### [Input rows]
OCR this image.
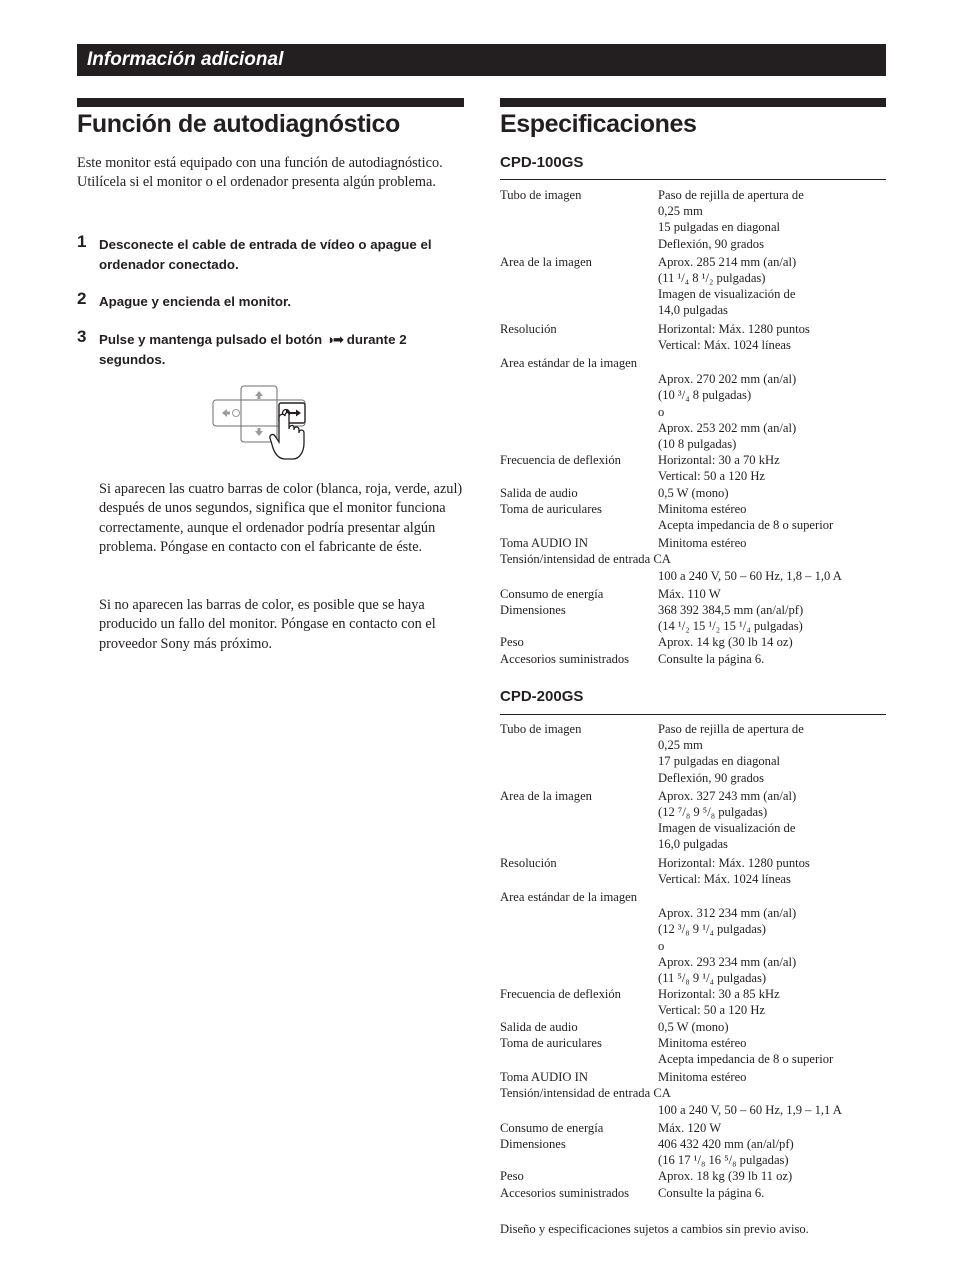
Información adicional
Función de autodiagnóstico

Este monitor está equipado con una función de autodiagnóstico. Utilícela si el monitor o el ordenador presenta algún problema.

1 Desconecte el cable de entrada de vídeo o apague el ordenador conectado.
2 Apague y encienda el monitor.
3 Pulse y mantenga pulsado el botón ◑➡ durante 2 segundos.

Si aparecen las cuatro barras de color (blanca, roja, verde, azul) después de unos segundos, significa que el monitor funciona correctamente, aunque el ordenador podría presentar algún problema. Póngase en contacto con el fabricante de éste.

Si no aparecen las barras de color, es posible que se haya producido un fallo del monitor. Póngase en contacto con el proveedor Sony más próximo.

Especificaciones
CPD-100GS
Tubo de imagen	Paso de rejilla de apertura de
0,25 mm
15 pulgadas en diagonal
Deflexión, 90 grados
Area de la imagen	Aprox. 285 214 mm (an/al)
(11 ¹/₄ 8 ¹/₂ pulgadas)
Imagen de visualización de
14,0 pulgadas
Resolución	Horizontal: Máx. 1280 puntos
Vertical: Máx. 1024 líneas
Area estándar de la imagen
Aprox. 270 202 mm (an/al)
(10 ³/₄ 8 pulgadas)
o
Aprox. 253 202 mm (an/al)
(10 8 pulgadas)
Frecuencia de deflexión	Horizontal: 30 a 70 kHz
Vertical: 50 a 120 Hz
Salida de audio	0,5 W (mono)
Toma de auriculares	Minitoma estéreo
Acepta impedancia de 8 o superior
Toma AUDIO IN	Minitoma estéreo
Tensión/intensidad de entrada CA
100 a 240 V, 50 – 60 Hz, 1,8 – 1,0 A
Consumo de energía	Máx. 110 W
Dimensiones	368 392 384,5 mm (an/al/pf)
(14 ¹/₂ 15 ¹/₂ 15 ¹/₄ pulgadas)
Peso	Aprox. 14 kg (30 lb 14 oz)
Accesorios suministrados Consulte la página 6.
CPD-200GS
Tubo de imagen	Paso de rejilla de apertura de
0,25 mm
17 pulgadas en diagonal
Deflexión, 90 grados
Area de la imagen	Aprox. 327 243 mm (an/al)
(12 ⁷/₈ 9 ⁵/₈ pulgadas)
Imagen de visualización de
16,0 pulgadas
Resolución	Horizontal: Máx. 1280 puntos
Vertical: Máx. 1024 líneas
Area estándar de la imagen
Aprox. 312 234 mm (an/al)
(12 ³/₈ 9 ¹/₄ pulgadas)
o
Aprox. 293 234 mm (an/al)
(11 ⁵/₈ 9 ¹/₄ pulgadas)
Frecuencia de deflexión	Horizontal: 30 a 85 kHz
Vertical: 50 a 120 Hz
Salida de audio	0,5 W (mono)
Toma de auriculares	Minitoma estéreo
Acepta impedancia de 8 o superior
Toma AUDIO IN	Minitoma estéreo
Tensión/intensidad de entrada CA
100 a 240 V, 50 – 60 Hz, 1,9 – 1,1 A
Consumo de energía	Máx. 120 W
Dimensiones	406 432 420 mm (an/al/pf)
(16 17 ¹/₈ 16 ⁵/₈ pulgadas)
Peso	Aprox. 18 kg (39 lb 11 oz)
Accesorios suministrados Consulte la página 6.
Diseño y especificaciones sujetos a cambios sin previo aviso.
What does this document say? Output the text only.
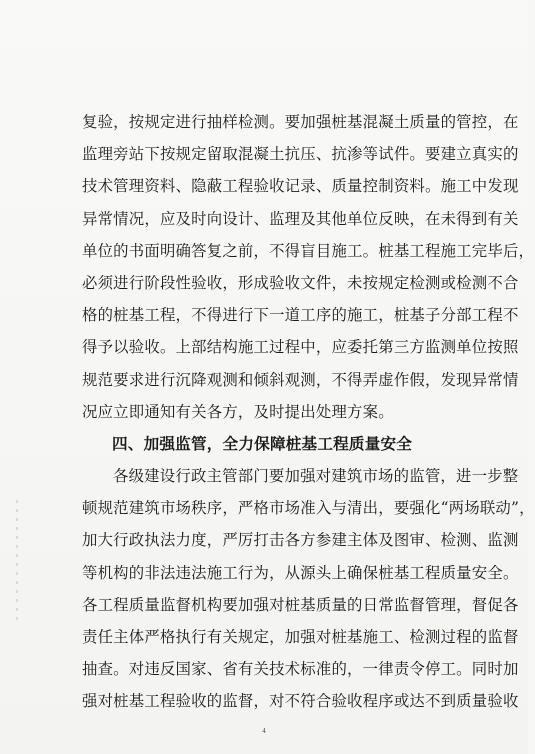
复验，按规定进行抽样检测。要加强桩基混凝土质量的管控，在
监理旁站下按规定留取混凝土抗压、抗渗等试件。要建立真实的
技术管理资料、隐蔽工程验收记录、质量控制资料。施工中发现
异常情况，应及时向设计、监理及其他单位反映，在未得到有关
单位的书面明确答复之前，不得盲目施工。桩基工程施工完毕后，
必须进行阶段性验收，形成验收文件，未按规定检测或检测不合
格的桩基工程，不得进行下一道工序的施工，桩基子分部工程不
得予以验收。上部结构施工过程中，应委托第三方监测单位按照
规范要求进行沉降观测和倾斜观测，不得弄虚作假，发现异常情
况应立即通知有关各方，及时提出处理方案。
四、加强监管，全力保障桩基工程质量安全
各级建设行政主管部门要加强对建筑市场的监管，进一步整
顿规范建筑市场秩序，严格市场准入与清出，要强化“两场联动”，
加大行政执法力度，严厉打击各方参建主体及图审、检测、监测
等机构的非法违法施工行为，从源头上确保桩基工程质量安全。
各工程质量监督机构要加强对桩基质量的日常监督管理，督促各
责任主体严格执行有关规定，加强对桩基施工、检测过程的监督
抽查。对违反国家、省有关技术标准的，一律责令停工。同时加
强对桩基工程验收的监督，对不符合验收程序或达不到质量验收
4
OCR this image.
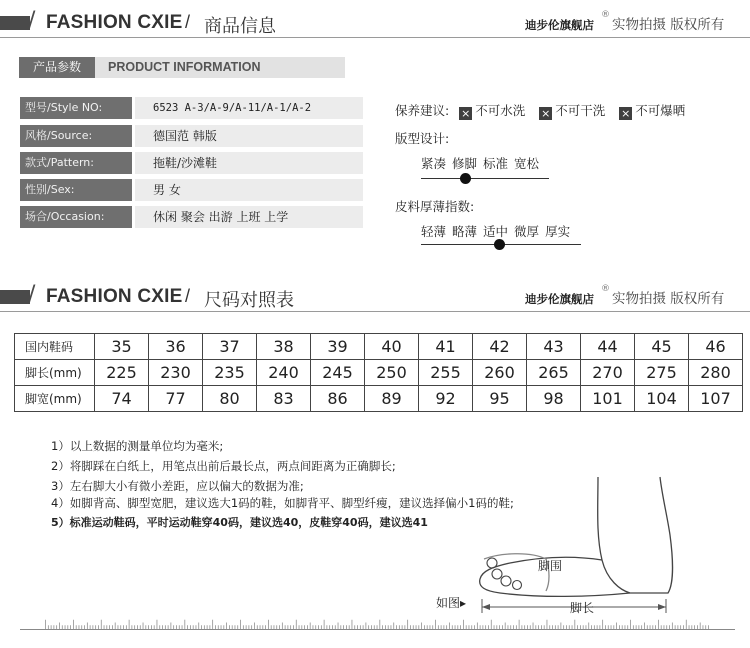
/ FASHION CXIE / 商品信息	迪步伦旗舰店
®
实物拍摄 版权所有
产品参数	PRODUCT INFORMATION
型号/Style NO:	6523 A-3/A-9/A-11/A-1/A-2
风格/Source:	德国范 韩版
款式/Pattern:	拖鞋/沙滩鞋
性别/Sex:	男 女
场合/Occasion:	休闲 聚会 出游 上班 上学
保养建议: × 不可水洗 × 不可干洗 × 不可爆晒
版型设计:
紧凑 修脚 标准 宽松
皮料厚薄指数:
轻薄 略薄 适中 微厚 厚实
/ FASHION CXIE / 尺码对照表	迪步伦旗舰店
®
实物拍摄 版权所有
国内鞋码	35	36	37	38	39	40	41	42	43	44	45	46
脚长(mm)	225	230	235	240	245	250	255	260	265	270	275	280
脚宽(mm)	74	77	80	83	86	89	92	95	98	101	104	107
1）以上数据的测量单位均为毫米;
2）将脚踩在白纸上，用笔点出前后最长点，两点间距离为正确脚长;
3）左右脚大小有微小差距，应以偏大的数据为准;
4）如脚背高、脚型宽肥，建议选大1码的鞋，如脚背平、脚型纤瘦，建议选择偏小1码的鞋;
5）标准运动鞋码，平时运动鞋穿40码，建议选40，皮鞋穿40码，建议选41
如图▸
脚围
脚长
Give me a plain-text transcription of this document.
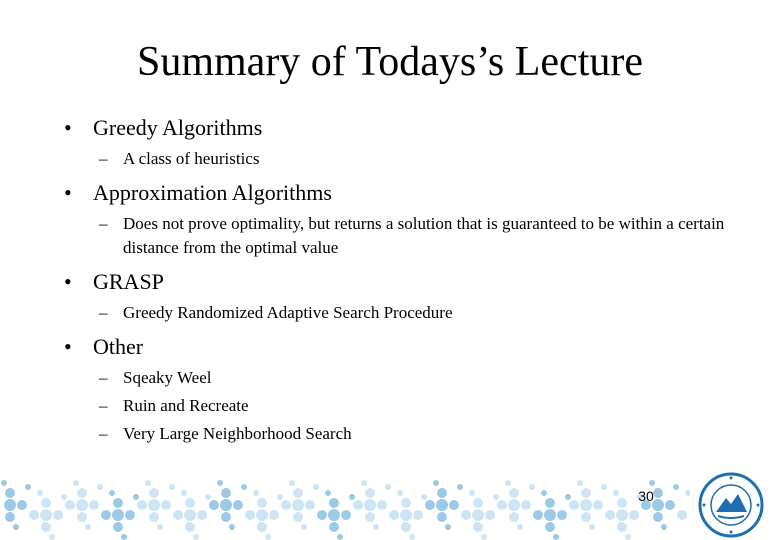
Summary of Todays’s Lecture
• Greedy Algorithms
– A class of heuristics
• Approximation Algorithms
– Does not prove optimality, but returns a solution that is guaranteed to be within a certain distance from the optimal value
• GRASP
– Greedy Randomized Adaptive Search Procedure
• Other
– Sqeaky Weel
– Ruin and Recreate
– Very Large Neighborhood Search
30
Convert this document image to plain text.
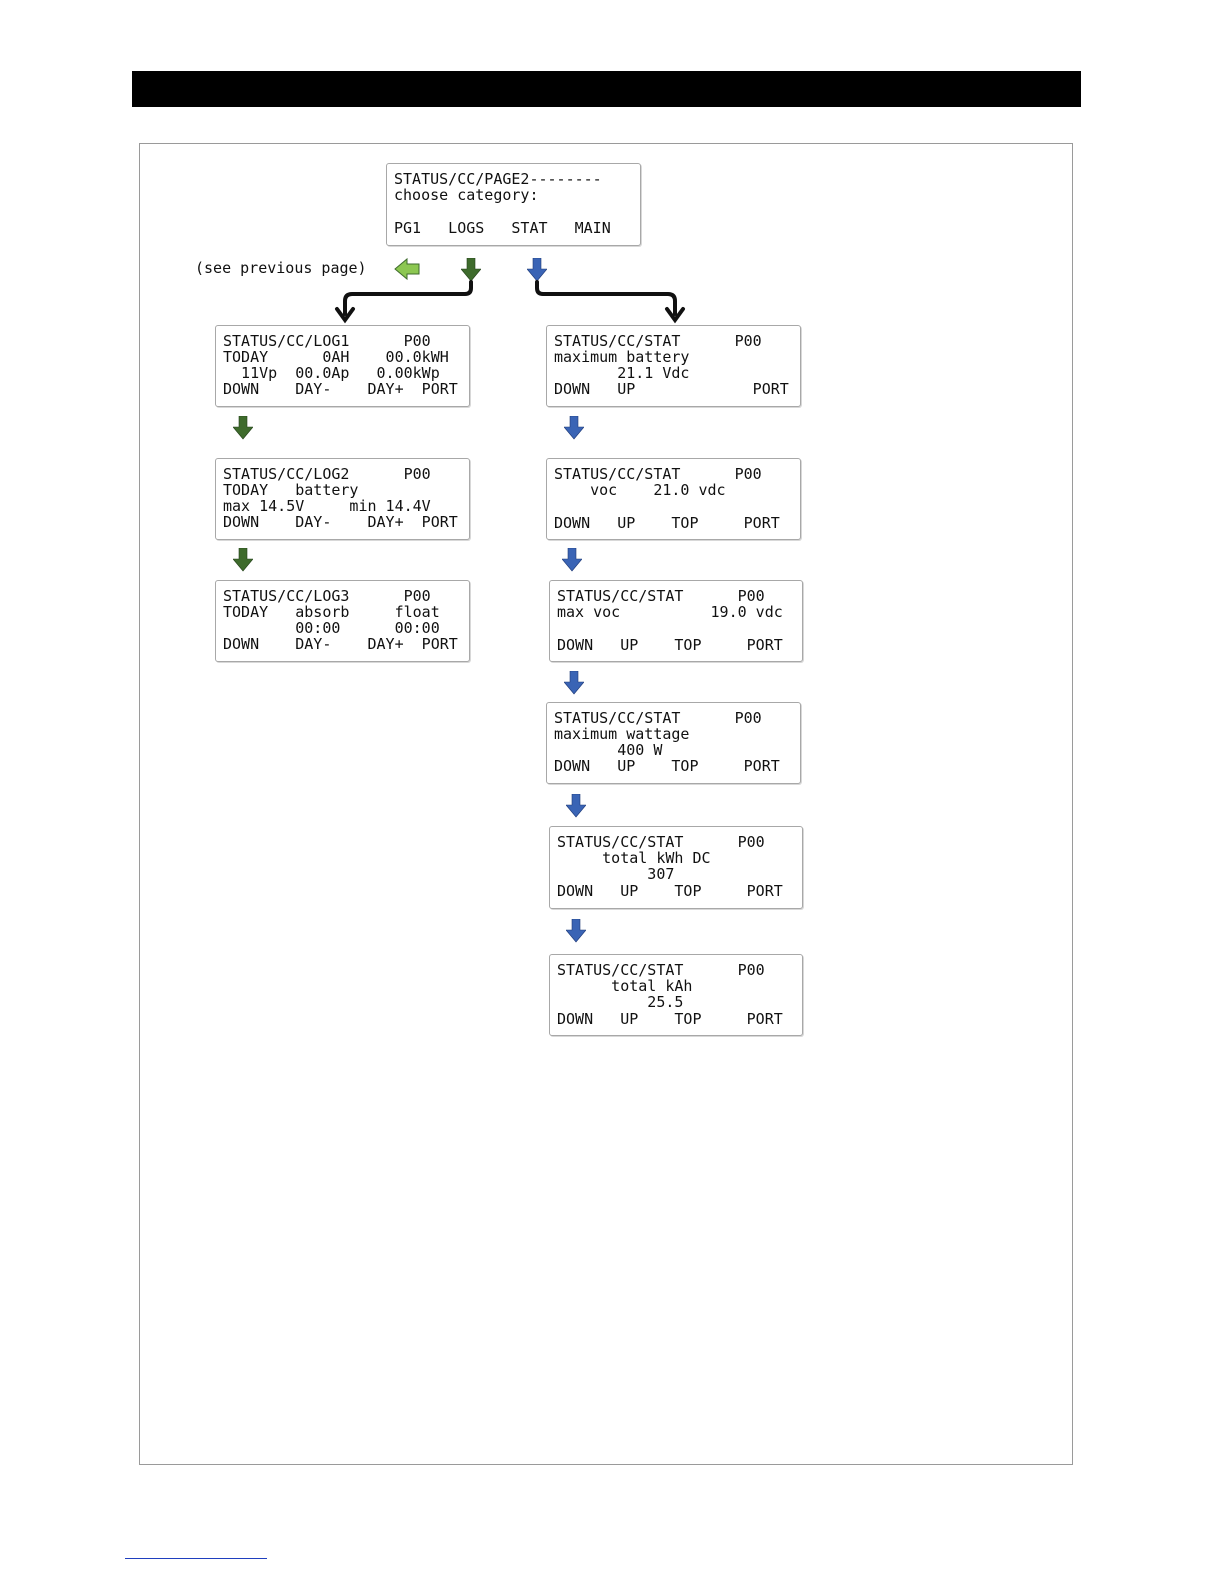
STATUS/CC/PAGE2--------
choose category:
PG1   LOGS   STAT   MAIN
(see previous page)
STATUS/CC/LOG1      P00
TODAY      0AH    00.0kWH
11Vp  00.0Ap   0.00kWp
DOWN    DAY-    DAY+  PORT
STATUS/CC/LOG2      P00
TODAY   battery
max 14.5V     min 14.4V
DOWN    DAY-    DAY+  PORT
STATUS/CC/LOG3      P00
TODAY   absorb     float
00:00      00:00
DOWN    DAY-    DAY+  PORT
STATUS/CC/STAT      P00
maximum battery
21.1 Vdc
DOWN   UP             PORT
STATUS/CC/STAT      P00
voc    21.0 vdc
DOWN   UP    TOP     PORT
STATUS/CC/STAT      P00
max voc          19.0 vdc
DOWN   UP    TOP     PORT
STATUS/CC/STAT      P00
maximum wattage
400 W
DOWN   UP    TOP     PORT
STATUS/CC/STAT      P00
total kWh DC
307
DOWN   UP    TOP     PORT
STATUS/CC/STAT      P00
total kAh
25.5
DOWN   UP    TOP     PORT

### [Exercise description]
Omit the pictures and print again exactly the lines from the one with "Give me a plain-text" through the final line of the entries, both ends included.

### [Response to the exercise]
Give me a plain-text transcription of this document.
Summary of Todays’s Lecture
• Greedy Algorithms
– A class of heuristics
• Approximation Algorithms
– Does not prove optimality, but returns a solution that is guaranteed to be within a certain distance from the optimal value
• GRASP
– Greedy Randomized Adaptive Search Procedure
• Other
– Sqeaky Weel
– Ruin and Recreate
– Very Large Neighborhood Search
30
Convert this document image to plain text.
STATUS/CC/PAGE2--------
choose category:
PG1   LOGS   STAT   MAIN
(see previous page)
STATUS/CC/LOG1      P00
TODAY      0AH    00.0kWH
11Vp  00.0Ap   0.00kWp
DOWN    DAY-    DAY+  PORT
STATUS/CC/LOG2      P00
TODAY   battery
max 14.5V     min 14.4V
DOWN    DAY-    DAY+  PORT
STATUS/CC/LOG3      P00
TODAY   absorb     float
00:00      00:00
DOWN    DAY-    DAY+  PORT
STATUS/CC/STAT      P00
maximum battery
21.1 Vdc
DOWN   UP             PORT
STATUS/CC/STAT      P00
voc    21.0 vdc
DOWN   UP    TOP     PORT
STATUS/CC/STAT      P00
max voc          19.0 vdc
DOWN   UP    TOP     PORT
STATUS/CC/STAT      P00
maximum wattage
400 W
DOWN   UP    TOP     PORT
STATUS/CC/STAT      P00
total kWh DC
307
DOWN   UP    TOP     PORT
STATUS/CC/STAT      P00
total kAh
25.5
DOWN   UP    TOP     PORT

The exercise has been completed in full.